→ Task instructions: Pictures stay out, but every line of the data is copied exactly.

→ Task data:
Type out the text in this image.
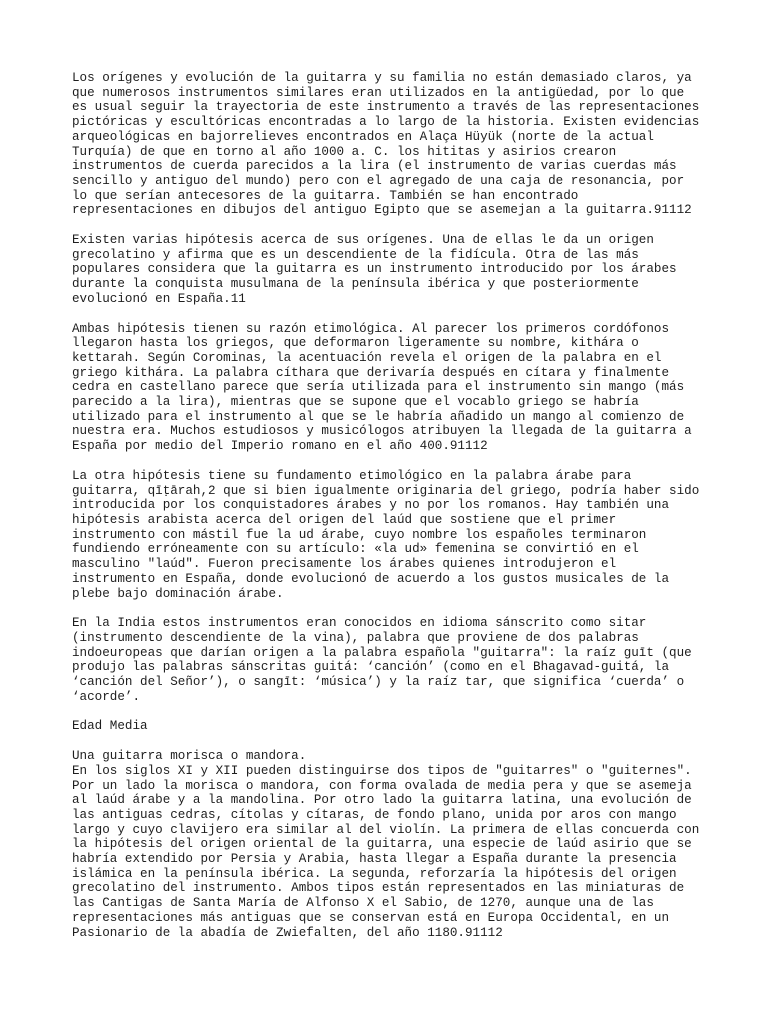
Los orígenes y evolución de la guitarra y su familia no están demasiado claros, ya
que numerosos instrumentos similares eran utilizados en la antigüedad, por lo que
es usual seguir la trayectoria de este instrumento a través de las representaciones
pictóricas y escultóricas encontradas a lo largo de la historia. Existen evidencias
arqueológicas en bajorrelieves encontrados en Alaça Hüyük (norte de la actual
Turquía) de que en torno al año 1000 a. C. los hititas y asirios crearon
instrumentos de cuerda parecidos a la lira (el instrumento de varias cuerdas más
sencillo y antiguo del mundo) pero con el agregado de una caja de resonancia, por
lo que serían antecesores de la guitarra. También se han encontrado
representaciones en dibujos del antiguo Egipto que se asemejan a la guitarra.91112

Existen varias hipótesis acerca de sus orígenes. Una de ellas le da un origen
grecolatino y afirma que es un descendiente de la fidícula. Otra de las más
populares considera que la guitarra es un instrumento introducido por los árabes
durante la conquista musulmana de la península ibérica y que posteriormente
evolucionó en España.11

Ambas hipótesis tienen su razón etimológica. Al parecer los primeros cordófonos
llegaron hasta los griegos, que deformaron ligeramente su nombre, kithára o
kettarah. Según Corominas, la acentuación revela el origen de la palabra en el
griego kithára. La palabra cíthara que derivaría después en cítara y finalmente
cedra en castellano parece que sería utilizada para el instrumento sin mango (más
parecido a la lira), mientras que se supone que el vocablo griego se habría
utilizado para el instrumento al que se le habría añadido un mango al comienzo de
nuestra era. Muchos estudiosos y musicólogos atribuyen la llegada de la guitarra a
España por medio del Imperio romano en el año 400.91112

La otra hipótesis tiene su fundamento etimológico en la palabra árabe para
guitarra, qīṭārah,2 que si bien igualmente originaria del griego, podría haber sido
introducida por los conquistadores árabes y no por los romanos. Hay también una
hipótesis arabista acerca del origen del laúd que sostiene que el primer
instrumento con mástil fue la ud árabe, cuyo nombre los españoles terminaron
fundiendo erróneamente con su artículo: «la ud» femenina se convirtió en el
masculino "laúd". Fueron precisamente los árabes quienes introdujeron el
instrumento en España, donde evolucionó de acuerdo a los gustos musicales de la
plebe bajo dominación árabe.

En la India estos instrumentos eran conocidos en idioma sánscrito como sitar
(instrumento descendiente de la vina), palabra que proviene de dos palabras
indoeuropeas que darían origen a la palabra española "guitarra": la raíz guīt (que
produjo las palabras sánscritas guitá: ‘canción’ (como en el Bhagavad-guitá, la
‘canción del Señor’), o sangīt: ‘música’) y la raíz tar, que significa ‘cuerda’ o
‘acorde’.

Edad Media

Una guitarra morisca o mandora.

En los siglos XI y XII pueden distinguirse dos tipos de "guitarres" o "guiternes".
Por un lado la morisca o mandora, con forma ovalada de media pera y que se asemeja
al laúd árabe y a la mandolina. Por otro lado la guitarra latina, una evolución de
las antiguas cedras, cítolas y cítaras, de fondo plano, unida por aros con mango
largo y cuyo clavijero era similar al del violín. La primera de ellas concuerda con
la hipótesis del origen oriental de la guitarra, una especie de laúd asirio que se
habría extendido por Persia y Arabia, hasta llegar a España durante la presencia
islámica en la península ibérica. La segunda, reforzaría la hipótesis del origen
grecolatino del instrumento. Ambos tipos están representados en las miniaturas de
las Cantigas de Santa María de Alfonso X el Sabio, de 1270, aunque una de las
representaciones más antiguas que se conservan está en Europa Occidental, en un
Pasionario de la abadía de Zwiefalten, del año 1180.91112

→ Your response:
Type out the text in this image.
Los orígenes y evolución de la guitarra y su familia no están demasiado claros, ya
que numerosos instrumentos similares eran utilizados en la antigüedad, por lo que
es usual seguir la trayectoria de este instrumento a través de las representaciones
pictóricas y escultóricas encontradas a lo largo de la historia. Existen evidencias
arqueológicas en bajorrelieves encontrados en Alaça Hüyük (norte de la actual
Turquía) de que en torno al año 1000 a. C. los hititas y asirios crearon
instrumentos de cuerda parecidos a la lira (el instrumento de varias cuerdas más
sencillo y antiguo del mundo) pero con el agregado de una caja de resonancia, por
lo que serían antecesores de la guitarra. También se han encontrado
representaciones en dibujos del antiguo Egipto que se asemejan a la guitarra.91112

Existen varias hipótesis acerca de sus orígenes. Una de ellas le da un origen
grecolatino y afirma que es un descendiente de la fidícula. Otra de las más
populares considera que la guitarra es un instrumento introducido por los árabes
durante la conquista musulmana de la península ibérica y que posteriormente
evolucionó en España.11

Ambas hipótesis tienen su razón etimológica. Al parecer los primeros cordófonos
llegaron hasta los griegos, que deformaron ligeramente su nombre, kithára o
kettarah. Según Corominas, la acentuación revela el origen de la palabra en el
griego kithára. La palabra cíthara que derivaría después en cítara y finalmente
cedra en castellano parece que sería utilizada para el instrumento sin mango (más
parecido a la lira), mientras que se supone que el vocablo griego se habría
utilizado para el instrumento al que se le habría añadido un mango al comienzo de
nuestra era. Muchos estudiosos y musicólogos atribuyen la llegada de la guitarra a
España por medio del Imperio romano en el año 400.91112

La otra hipótesis tiene su fundamento etimológico en la palabra árabe para
guitarra, qīṭārah,2 que si bien igualmente originaria del griego, podría haber sido
introducida por los conquistadores árabes y no por los romanos. Hay también una
hipótesis arabista acerca del origen del laúd que sostiene que el primer
instrumento con mástil fue la ud árabe, cuyo nombre los españoles terminaron
fundiendo erróneamente con su artículo: «la ud» femenina se convirtió en el
masculino "laúd". Fueron precisamente los árabes quienes introdujeron el
instrumento en España, donde evolucionó de acuerdo a los gustos musicales de la
plebe bajo dominación árabe.

En la India estos instrumentos eran conocidos en idioma sánscrito como sitar
(instrumento descendiente de la vina), palabra que proviene de dos palabras
indoeuropeas que darían origen a la palabra española "guitarra": la raíz guīt (que
produjo las palabras sánscritas guitá: ‘canción’ (como en el Bhagavad-guitá, la
‘canción del Señor’), o sangīt: ‘música’) y la raíz tar, que significa ‘cuerda’ o
‘acorde’.

Edad Media

Una guitarra morisca o mandora.

En los siglos XI y XII pueden distinguirse dos tipos de "guitarres" o "guiternes".
Por un lado la morisca o mandora, con forma ovalada de media pera y que se asemeja
al laúd árabe y a la mandolina. Por otro lado la guitarra latina, una evolución de
las antiguas cedras, cítolas y cítaras, de fondo plano, unida por aros con mango
largo y cuyo clavijero era similar al del violín. La primera de ellas concuerda con
la hipótesis del origen oriental de la guitarra, una especie de laúd asirio que se
habría extendido por Persia y Arabia, hasta llegar a España durante la presencia
islámica en la península ibérica. La segunda, reforzaría la hipótesis del origen
grecolatino del instrumento. Ambos tipos están representados en las miniaturas de
las Cantigas de Santa María de Alfonso X el Sabio, de 1270, aunque una de las
representaciones más antiguas que se conservan está en Europa Occidental, en un
Pasionario de la abadía de Zwiefalten, del año 1180.91112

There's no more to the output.